● **Aim**
Repeat the lines of the listing without any change, beginning with the line that contains "- score-value: 317: [503, 1805, 524, 1818]" and continuing through the line that contains "- cell-text: 卷区: [38, 620, 60, 633]", both included.

● **Input rows**

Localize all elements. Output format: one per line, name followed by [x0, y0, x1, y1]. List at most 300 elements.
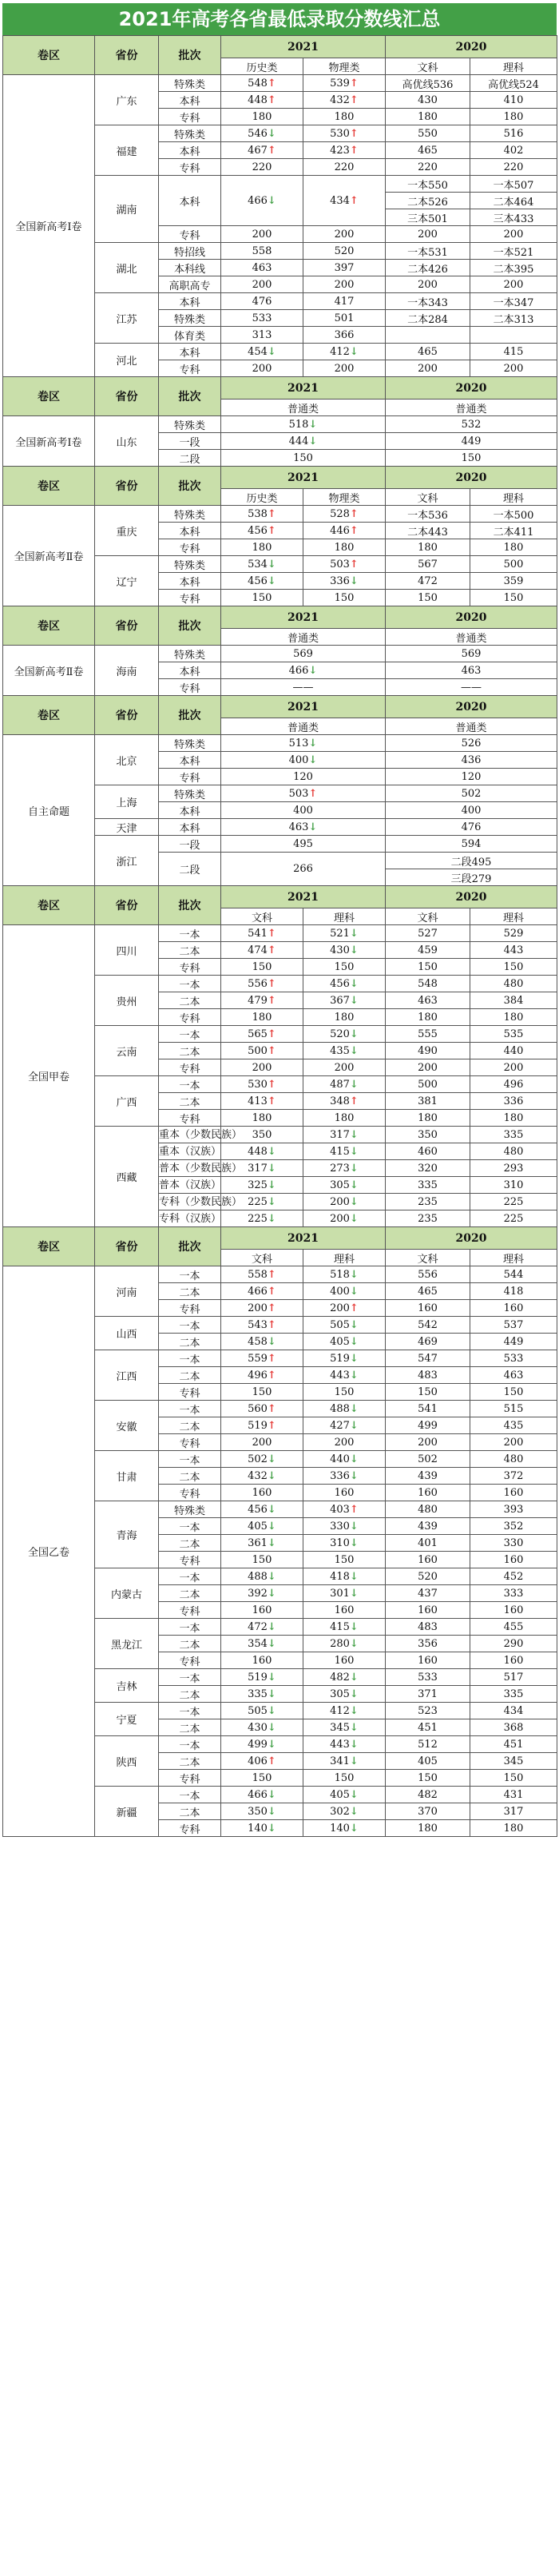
- score-value: 317: [503, 1805, 524, 1818]
- arrow-down-icon: ↓: [349, 1419, 359, 1432]
- score-value: 520: [330, 1028, 350, 1040]
- score-cell: [470, 976, 557, 992]
- score-cell: [221, 853, 386, 886]
- batch-cell: [159, 1803, 221, 1820]
- score-value: 325: [248, 1179, 268, 1191]
- batch-cell: [159, 925, 221, 942]
- arrow-up-icon: ↑: [267, 1285, 276, 1298]
- score-value: 502: [248, 1453, 268, 1465]
- score-value: 505: [248, 1704, 268, 1717]
- cell-text: 一段: [179, 436, 200, 449]
- score-value: 345: [503, 1755, 524, 1767]
- score-value: 538: [248, 507, 268, 520]
- score-value: 200: [503, 1436, 524, 1449]
- score-value: 150: [252, 1553, 272, 1566]
- score-cell: [221, 1317, 303, 1334]
- score-value: 348: [330, 1095, 350, 1107]
- batch-cell: [159, 1026, 221, 1043]
- score-value: 180: [418, 1011, 438, 1024]
- score-cell: [303, 243, 386, 260]
- arrow-down-icon: ↓: [267, 1335, 276, 1348]
- batch-cell: [159, 959, 221, 976]
- cell-text: 一本: [179, 1790, 200, 1803]
- cell-text: 特殊类: [173, 559, 205, 572]
- score-value: 430: [418, 93, 438, 106]
- cell-text: 二段: [179, 453, 200, 466]
- score-cell: [386, 1803, 470, 1820]
- score-value: 273: [330, 1162, 350, 1175]
- cell-text: 物理类: [328, 62, 360, 74]
- score-cell: [386, 360, 470, 377]
- region-cell: [3, 735, 95, 886]
- score-cell: [470, 209, 557, 226]
- batch-cell: [159, 125, 221, 142]
- header-year-2021: [221, 467, 386, 489]
- score-value: 532: [461, 418, 482, 431]
- score-value: 496: [248, 1369, 268, 1381]
- header-category: [386, 489, 470, 506]
- batch-cell: [159, 1770, 221, 1787]
- score-value: 310: [503, 1179, 524, 1191]
- cell-text: 辽宁: [116, 576, 137, 589]
- score-cell: [303, 1669, 386, 1686]
- score-value: 371: [418, 1688, 438, 1700]
- score-cell: [386, 1585, 470, 1602]
- arrow-up-icon: ↑: [267, 1302, 276, 1314]
- cell-text: 卷区: [38, 620, 60, 633]
- score-cell: [221, 142, 303, 159]
- score-value: 400: [288, 753, 309, 766]
- score-cell: [470, 1636, 557, 1652]
- cell-text: 二本: [179, 1639, 200, 1652]
- arrow-up-icon: ↑: [349, 1302, 359, 1314]
- region-cell: [3, 925, 95, 1227]
- score-cell: [221, 1770, 303, 1787]
- header-year-2020: [386, 886, 557, 908]
- score-value: 499: [418, 1419, 438, 1432]
- cell-text: 普通类: [287, 722, 319, 734]
- score-cell: [303, 1334, 386, 1350]
- score-value: 160: [334, 1654, 355, 1667]
- score-value: 370: [418, 1805, 438, 1818]
- score-value: 523: [418, 1704, 438, 1717]
- score-cell: [386, 1703, 470, 1719]
- batch-cell: [159, 344, 221, 360]
- cell-text: 一本: [179, 1454, 200, 1467]
- arrow-up-icon: ↑: [267, 144, 276, 157]
- header-batch: [159, 467, 221, 506]
- score-cell: [221, 1585, 303, 1602]
- score-value: 345: [330, 1721, 350, 1734]
- score-cell: [386, 1787, 470, 1803]
- arrow-down-icon: ↓: [267, 1453, 276, 1465]
- batch-cell: [159, 942, 221, 959]
- score-value: 200: [418, 228, 438, 241]
- score-cell: [303, 1417, 386, 1434]
- score-value: 二本426: [407, 263, 448, 276]
- province-cell: [95, 1401, 159, 1451]
- score-value: 140: [330, 1822, 350, 1835]
- score-cell: [221, 1076, 303, 1093]
- score-value: 518: [330, 1268, 350, 1281]
- cell-text: 卷区: [38, 900, 60, 912]
- cell-text: 二本: [179, 1689, 200, 1702]
- score-cell: [386, 679, 557, 696]
- score-value: 三本501: [407, 213, 448, 225]
- score-value: 415: [503, 345, 524, 358]
- cell-text: 省份: [115, 480, 138, 493]
- score-cell: [386, 109, 470, 125]
- score-cell: [221, 976, 303, 992]
- cell-text: 专科: [179, 1303, 200, 1316]
- batch-cell: [159, 836, 221, 853]
- cell-text: 二本: [179, 1471, 200, 1484]
- score-cell: [386, 506, 470, 523]
- cell-text: 江西: [116, 1370, 137, 1383]
- score-value: 480: [503, 1453, 524, 1465]
- cell-text: 一本: [179, 979, 200, 992]
- score-value: 569: [461, 647, 482, 660]
- score-cell: [221, 1787, 303, 1803]
- cell-text: 普通类: [455, 632, 487, 645]
- score-cell: [386, 159, 470, 176]
- score-cell: [221, 1350, 303, 1367]
- score-value: 520: [418, 1570, 438, 1583]
- batch-cell: [159, 1468, 221, 1485]
- score-value: 467: [248, 144, 268, 157]
- arrow-down-icon: ↓: [349, 1671, 359, 1684]
- cell-text: 普通类: [455, 722, 487, 734]
- score-value: 550: [418, 127, 438, 140]
- province-cell: [95, 1076, 159, 1127]
- cell-text: 本科: [179, 755, 200, 768]
- score-value: 180: [503, 1822, 524, 1835]
- score-cell: [470, 1535, 557, 1552]
- cell-text: 浙江: [116, 856, 137, 869]
- arrow-up-icon: ↑: [267, 507, 276, 520]
- score-cell: [386, 433, 557, 450]
- score-cell: [386, 1501, 470, 1518]
- score-cell: [470, 1009, 557, 1026]
- region-cell: [3, 1266, 95, 1837]
- score-cell: [386, 992, 470, 1009]
- cell-text: 批次: [178, 710, 201, 722]
- cell-text: 湖南: [116, 205, 137, 217]
- score-cell: [386, 209, 470, 226]
- batch-cell: [159, 1350, 221, 1367]
- score-value: 150: [334, 1771, 355, 1784]
- arrow-up-icon: ↑: [267, 524, 276, 537]
- score-value: 336: [330, 1469, 350, 1482]
- arrow-down-icon: ↓: [349, 345, 359, 358]
- score-cell: [303, 1177, 386, 1194]
- header-province: [95, 377, 159, 416]
- score-value: 446: [330, 524, 350, 537]
- score-cell: [221, 1401, 303, 1417]
- arrow-down-icon: ↓: [349, 1195, 359, 1208]
- score-value: 150: [252, 591, 272, 604]
- score-cell: [470, 1317, 557, 1334]
- score-value: 302: [330, 1805, 350, 1818]
- score-value: 180: [334, 1111, 355, 1124]
- province-cell: [95, 1669, 159, 1703]
- score-cell: [221, 92, 303, 109]
- province-cell: [95, 1568, 159, 1619]
- score-value: 439: [418, 1520, 438, 1532]
- score-cell: [221, 802, 386, 819]
- score-value: 418: [330, 1570, 350, 1583]
- score-cell: [221, 1451, 303, 1468]
- score-value: 160: [503, 1654, 524, 1667]
- score-cell: [386, 142, 470, 159]
- score-value: 560: [248, 1402, 268, 1415]
- score-value: 200: [252, 278, 272, 291]
- score-value: 402: [503, 144, 524, 157]
- score-value: 594: [461, 837, 482, 850]
- arrow-up-icon: ↑: [267, 1078, 276, 1091]
- region-cell: [3, 506, 95, 606]
- cell-text: 本科: [179, 347, 200, 360]
- score-value: 548: [248, 77, 268, 89]
- score-value: 350: [252, 1128, 272, 1141]
- arrow-down-icon: ↓: [267, 574, 276, 587]
- arrow-down-icon: ↓: [267, 1620, 276, 1633]
- region-cell: [3, 75, 95, 377]
- score-value: 220: [503, 161, 524, 173]
- arrow-down-icon: ↓: [267, 1520, 276, 1532]
- score-value: 二本395: [493, 263, 534, 276]
- score-cell: [221, 1535, 303, 1552]
- score-value: 225: [503, 1212, 524, 1225]
- score-cell: [470, 1501, 557, 1518]
- score-value: 200: [503, 1061, 524, 1074]
- batch-cell: [159, 802, 221, 819]
- header-region: [3, 606, 95, 646]
- arrow-down-icon: ↓: [267, 1570, 276, 1583]
- arrow-up-icon: ↑: [349, 127, 359, 140]
- score-value: 200: [330, 1212, 350, 1225]
- score-cell: [303, 293, 386, 310]
- score-value: 367: [330, 994, 350, 1007]
- score-value: 516: [503, 127, 524, 140]
- cell-text: 理科: [333, 1253, 355, 1266]
- score-cell: [221, 1384, 303, 1401]
- score-cell: [221, 646, 386, 662]
- score-value: 430: [330, 944, 350, 956]
- arrow-down-icon: ↓: [349, 1587, 359, 1600]
- table-row: [3, 646, 557, 662]
- score-value: 541: [248, 927, 268, 940]
- score-value: 200: [503, 228, 524, 241]
- batch-cell: [159, 1194, 243, 1210]
- cell-text: 本科: [179, 296, 200, 309]
- score-cell: [303, 1703, 386, 1719]
- score-cell: [221, 1110, 303, 1127]
- header-batch: [159, 377, 221, 416]
- arrow-down-icon: ↓: [267, 1688, 276, 1700]
- arrow-down-icon: ↓: [349, 1179, 359, 1191]
- score-value: 469: [418, 1335, 438, 1348]
- score-cell: [386, 1334, 470, 1350]
- score-cell: [221, 1568, 303, 1585]
- score-value: 350: [248, 1805, 268, 1818]
- score-cell: [386, 1300, 470, 1317]
- score-cell: [470, 176, 557, 193]
- score-cell: [386, 416, 557, 433]
- score-cell: [221, 506, 303, 523]
- score-value: 452: [503, 1570, 524, 1583]
- score-cell: [386, 1384, 470, 1401]
- arrow-down-icon: ↓: [349, 1145, 359, 1158]
- cell-text: 本科: [179, 196, 200, 209]
- header-year-2021: [221, 377, 386, 400]
- score-cell: [221, 75, 303, 92]
- score-value: 150: [418, 591, 438, 604]
- score-value: 482: [330, 1671, 350, 1684]
- score-cell: [221, 360, 303, 377]
- cell-text: 特殊类: [173, 509, 205, 522]
- score-cell: [303, 176, 386, 226]
- header-province: [95, 606, 159, 646]
- cell-text: 专科: [179, 1555, 200, 1568]
- cell-text: 卷区: [38, 50, 60, 62]
- score-value: 543: [248, 1318, 268, 1331]
- header-region: [3, 377, 95, 416]
- score-cell: [470, 1602, 557, 1619]
- score-value: 368: [503, 1721, 524, 1734]
- score-cell: [386, 1434, 470, 1451]
- score-value: 496: [503, 1078, 524, 1091]
- score-value: 150: [334, 1385, 355, 1398]
- score-cell: [386, 853, 557, 869]
- score-cell: [221, 1093, 303, 1110]
- score-cell: [303, 125, 386, 142]
- arrow-up-icon: ↑: [267, 1419, 276, 1432]
- cell-text: 特招线: [173, 246, 205, 259]
- score-value: 313: [252, 328, 272, 341]
- province-cell: [95, 1266, 159, 1317]
- score-value: 460: [418, 1145, 438, 1158]
- score-value: 225: [248, 1212, 268, 1225]
- score-cell: [470, 75, 557, 92]
- score-cell: [470, 226, 557, 243]
- score-value: 一本531: [407, 246, 448, 259]
- score-value: 437: [418, 1587, 438, 1600]
- score-cell: [221, 276, 303, 293]
- score-value: 405: [330, 1788, 350, 1801]
- score-cell: [470, 1194, 557, 1210]
- score-cell: [221, 523, 303, 539]
- arrow-down-icon: ↓: [267, 1212, 276, 1225]
- score-cell: [221, 1283, 303, 1300]
- cell-text: 省份: [115, 620, 138, 633]
- score-value: 150: [503, 1385, 524, 1398]
- score-value: 180: [418, 110, 438, 123]
- score-value: 200: [330, 1195, 350, 1208]
- batch-cell: [159, 1317, 221, 1334]
- arrow-up-icon: ↑: [267, 944, 276, 956]
- score-cell: [386, 1401, 470, 1417]
- score-cell: [386, 1059, 470, 1076]
- score-value: 317: [330, 1128, 350, 1141]
- score-cell: [470, 360, 557, 377]
- score-value: 533: [503, 1352, 524, 1365]
- score-value: 160: [418, 1486, 438, 1499]
- cell-text: 全国新高考Ⅰ卷: [15, 436, 82, 449]
- header-category: [221, 908, 303, 925]
- score-cell: [470, 327, 557, 344]
- score-value: 200: [334, 362, 355, 375]
- score-cell: [303, 1266, 386, 1283]
- score-value: 200: [330, 1302, 350, 1314]
- score-value: 335: [503, 1128, 524, 1141]
- cell-text: 文科: [417, 1253, 438, 1266]
- arrow-down-icon: ↓: [308, 664, 318, 677]
- score-value: 565: [248, 1028, 268, 1040]
- score-cell: [303, 1026, 386, 1043]
- score-value: 440: [503, 1044, 524, 1057]
- score-value: 三本433: [493, 213, 534, 225]
- score-cell: [470, 1736, 557, 1753]
- score-value: 160: [503, 1302, 524, 1314]
- batch-cell: [159, 769, 221, 785]
- arrow-down-icon: ↓: [267, 1587, 276, 1600]
- score-cell: [470, 344, 557, 360]
- cell-text: 省份: [115, 50, 138, 62]
- cell-text: 理科: [333, 912, 355, 924]
- arrow-down-icon: ↓: [267, 1162, 276, 1175]
- header-category: [386, 718, 557, 735]
- score-cell: [386, 92, 470, 109]
- score-value: 454: [248, 345, 268, 358]
- score-cell: [386, 869, 557, 886]
- cell-text: 省份: [115, 391, 138, 403]
- cell-text: 2021: [287, 381, 319, 395]
- cell-text: 二本: [179, 1756, 200, 1769]
- arrow-down-icon: ↓: [349, 1044, 359, 1057]
- batch-cell: [159, 1143, 221, 1160]
- score-value: 463: [288, 821, 309, 833]
- score-value: 513: [288, 737, 309, 749]
- score-cell: [221, 310, 303, 327]
- header-category: [303, 58, 386, 75]
- province-cell: [95, 785, 159, 819]
- score-cell: [303, 1367, 386, 1384]
- score-cell: [303, 1434, 386, 1451]
- arrow-up-icon: ↑: [267, 1318, 276, 1331]
- score-value: 519: [330, 1352, 350, 1365]
- header-category: [303, 1250, 386, 1266]
- batch-cell: [159, 450, 221, 467]
- cell-text: 特殊类: [173, 649, 205, 662]
- score-value: 415: [330, 1145, 350, 1158]
- cell-text: 特殊类: [173, 78, 205, 91]
- score-cell: [303, 1401, 386, 1417]
- score-cell: [386, 959, 470, 976]
- arrow-down-icon: ↓: [349, 574, 359, 587]
- header-province: [95, 1227, 159, 1266]
- batch-cell: [159, 752, 221, 769]
- score-value: 366: [334, 328, 355, 341]
- score-value: 150: [503, 1771, 524, 1784]
- arrow-down-icon: ↓: [267, 1503, 276, 1516]
- cell-text: 专科: [179, 162, 200, 175]
- province-cell: [95, 1350, 159, 1401]
- arrow-up-icon: ↑: [349, 93, 359, 106]
- score-value: 310: [330, 1536, 350, 1549]
- score-value: 341: [330, 1755, 350, 1767]
- cell-text: 物理类: [328, 492, 360, 505]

● **Task output**
- score-value: 317: [503, 1805, 524, 1818]
- arrow-down-icon: ↓: [349, 1419, 359, 1432]
- score-value: 520: [330, 1028, 350, 1040]
- score-cell: [470, 976, 557, 992]
- score-cell: [221, 853, 386, 886]
- batch-cell: [159, 1803, 221, 1820]
- score-value: 325: [248, 1179, 268, 1191]
- batch-cell: [159, 925, 221, 942]
- arrow-up-icon: ↑: [267, 1285, 276, 1298]
- score-value: 502: [248, 1453, 268, 1465]
- score-value: 505: [248, 1704, 268, 1717]
- cell-text: 一段: [179, 436, 200, 449]
- score-value: 345: [503, 1755, 524, 1767]
- score-value: 538: [248, 507, 268, 520]
- score-value: 200: [503, 1436, 524, 1449]
- score-value: 150: [252, 1553, 272, 1566]
- score-cell: [221, 1317, 303, 1334]
- score-value: 348: [330, 1095, 350, 1107]
- batch-cell: [159, 1026, 221, 1043]
- score-value: 180: [418, 1011, 438, 1024]
- score-cell: [303, 243, 386, 260]
- arrow-down-icon: ↓: [267, 1335, 276, 1348]
- batch-cell: [159, 959, 221, 976]
- cell-text: 一本: [179, 1790, 200, 1803]
- cell-text: 特殊类: [173, 559, 205, 572]
- score-value: 430: [418, 93, 438, 106]
- cell-text: 二段: [179, 453, 200, 466]
- score-cell: [386, 1803, 470, 1820]
- score-value: 273: [330, 1162, 350, 1175]
- cell-text: 物理类: [328, 62, 360, 74]
- score-cell: [386, 360, 470, 377]
- region-cell: [3, 735, 95, 886]
- score-cell: [470, 209, 557, 226]
- batch-cell: [159, 125, 221, 142]
- header-year-2021: [221, 467, 386, 489]
- score-value: 532: [461, 418, 482, 431]
- score-value: 496: [248, 1369, 268, 1381]
- header-category: [386, 489, 470, 506]
- batch-cell: [159, 1770, 221, 1787]
- score-value: 310: [503, 1179, 524, 1191]
- cell-text: 辽宁: [116, 576, 137, 589]
- score-cell: [303, 1669, 386, 1686]
- score-value: 371: [418, 1688, 438, 1700]
- score-cell: [386, 1585, 470, 1602]
- arrow-up-icon: ↑: [267, 1302, 276, 1314]
- cell-text: 卷区: [38, 620, 60, 633]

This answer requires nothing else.